- [TASK DESCRIPTION]
Please give the listing again in its entirety, exactly as written.

- [Structured figure records]

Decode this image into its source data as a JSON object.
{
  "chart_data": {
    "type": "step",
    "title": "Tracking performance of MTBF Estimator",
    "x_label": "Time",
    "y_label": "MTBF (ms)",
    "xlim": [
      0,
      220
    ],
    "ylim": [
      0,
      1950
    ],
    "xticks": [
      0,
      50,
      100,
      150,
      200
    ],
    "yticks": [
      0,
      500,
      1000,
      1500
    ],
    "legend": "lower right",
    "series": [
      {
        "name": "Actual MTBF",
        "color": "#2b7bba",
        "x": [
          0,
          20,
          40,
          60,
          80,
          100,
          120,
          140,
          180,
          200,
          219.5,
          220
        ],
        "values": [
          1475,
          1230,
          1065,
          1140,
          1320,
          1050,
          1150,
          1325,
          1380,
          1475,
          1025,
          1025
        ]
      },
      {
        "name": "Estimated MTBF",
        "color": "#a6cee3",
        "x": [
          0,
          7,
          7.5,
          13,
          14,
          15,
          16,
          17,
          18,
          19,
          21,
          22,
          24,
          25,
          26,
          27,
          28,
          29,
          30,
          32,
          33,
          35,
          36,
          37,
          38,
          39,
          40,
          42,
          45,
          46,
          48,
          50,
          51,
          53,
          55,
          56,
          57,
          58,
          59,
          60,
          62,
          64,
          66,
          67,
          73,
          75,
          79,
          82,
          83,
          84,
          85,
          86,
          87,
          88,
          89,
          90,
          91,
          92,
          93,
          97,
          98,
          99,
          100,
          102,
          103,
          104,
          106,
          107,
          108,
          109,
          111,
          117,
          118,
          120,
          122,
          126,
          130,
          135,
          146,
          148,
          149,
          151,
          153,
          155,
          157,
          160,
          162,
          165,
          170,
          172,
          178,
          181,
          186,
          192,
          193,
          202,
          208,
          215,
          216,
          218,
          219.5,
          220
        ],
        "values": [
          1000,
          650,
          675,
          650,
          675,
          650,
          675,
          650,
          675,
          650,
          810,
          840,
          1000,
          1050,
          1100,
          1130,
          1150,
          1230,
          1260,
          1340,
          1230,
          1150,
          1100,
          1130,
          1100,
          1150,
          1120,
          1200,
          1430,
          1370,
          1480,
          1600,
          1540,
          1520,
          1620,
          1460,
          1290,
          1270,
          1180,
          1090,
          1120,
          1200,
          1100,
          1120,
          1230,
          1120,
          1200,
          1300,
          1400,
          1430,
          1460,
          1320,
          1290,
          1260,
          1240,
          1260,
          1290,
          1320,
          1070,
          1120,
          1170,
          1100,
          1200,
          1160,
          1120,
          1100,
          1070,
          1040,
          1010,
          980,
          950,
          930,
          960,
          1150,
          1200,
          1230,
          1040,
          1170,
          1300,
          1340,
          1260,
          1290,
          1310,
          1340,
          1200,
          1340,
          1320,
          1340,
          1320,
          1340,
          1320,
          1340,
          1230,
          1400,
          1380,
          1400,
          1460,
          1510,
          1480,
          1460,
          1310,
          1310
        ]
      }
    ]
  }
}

- [FULL SOLUTION]
Decode this image into its source data as a JSON object.
{
  "chart_data": {
    "type": "step",
    "title": "Tracking performance of MTBF Estimator",
    "x_label": "Time",
    "y_label": "MTBF (ms)",
    "xlim": [
      0,
      220
    ],
    "ylim": [
      0,
      1950
    ],
    "xticks": [
      0,
      50,
      100,
      150,
      200
    ],
    "yticks": [
      0,
      500,
      1000,
      1500
    ],
    "legend": "lower right",
    "series": [
      {
        "name": "Actual MTBF",
        "color": "#2b7bba",
        "x": [
          0,
          20,
          40,
          60,
          80,
          100,
          120,
          140,
          180,
          200,
          219.5,
          220
        ],
        "values": [
          1475,
          1230,
          1065,
          1140,
          1320,
          1050,
          1150,
          1325,
          1380,
          1475,
          1025,
          1025
        ]
      },
      {
        "name": "Estimated MTBF",
        "color": "#a6cee3",
        "x": [
          0,
          7,
          7.5,
          13,
          14,
          15,
          16,
          17,
          18,
          19,
          21,
          22,
          24,
          25,
          26,
          27,
          28,
          29,
          30,
          32,
          33,
          35,
          36,
          37,
          38,
          39,
          40,
          42,
          45,
          46,
          48,
          50,
          51,
          53,
          55,
          56,
          57,
          58,
          59,
          60,
          62,
          64,
          66,
          67,
          73,
          75,
          79,
          82,
          83,
          84,
          85,
          86,
          87,
          88,
          89,
          90,
          91,
          92,
          93,
          97,
          98,
          99,
          100,
          102,
          103,
          104,
          106,
          107,
          108,
          109,
          111,
          117,
          118,
          120,
          122,
          126,
          130,
          135,
          146,
          148,
          149,
          151,
          153,
          155,
          157,
          160,
          162,
          165,
          170,
          172,
          178,
          181,
          186,
          192,
          193,
          202,
          208,
          215,
          216,
          218,
          219.5,
          220
        ],
        "values": [
          1000,
          650,
          675,
          650,
          675,
          650,
          675,
          650,
          675,
          650,
          810,
          840,
          1000,
          1050,
          1100,
          1130,
          1150,
          1230,
          1260,
          1340,
          1230,
          1150,
          1100,
          1130,
          1100,
          1150,
          1120,
          1200,
          1430,
          1370,
          1480,
          1600,
          1540,
          1520,
          1620,
          1460,
          1290,
          1270,
          1180,
          1090,
          1120,
          1200,
          1100,
          1120,
          1230,
          1120,
          1200,
          1300,
          1400,
          1430,
          1460,
          1320,
          1290,
          1260,
          1240,
          1260,
          1290,
          1320,
          1070,
          1120,
          1170,
          1100,
          1200,
          1160,
          1120,
          1100,
          1070,
          1040,
          1010,
          980,
          950,
          930,
          960,
          1150,
          1200,
          1230,
          1040,
          1170,
          1300,
          1340,
          1260,
          1290,
          1310,
          1340,
          1200,
          1340,
          1320,
          1340,
          1320,
          1340,
          1320,
          1340,
          1230,
          1400,
          1380,
          1400,
          1460,
          1510,
          1480,
          1460,
          1310,
          1310
        ]
      }
    ]
  }
}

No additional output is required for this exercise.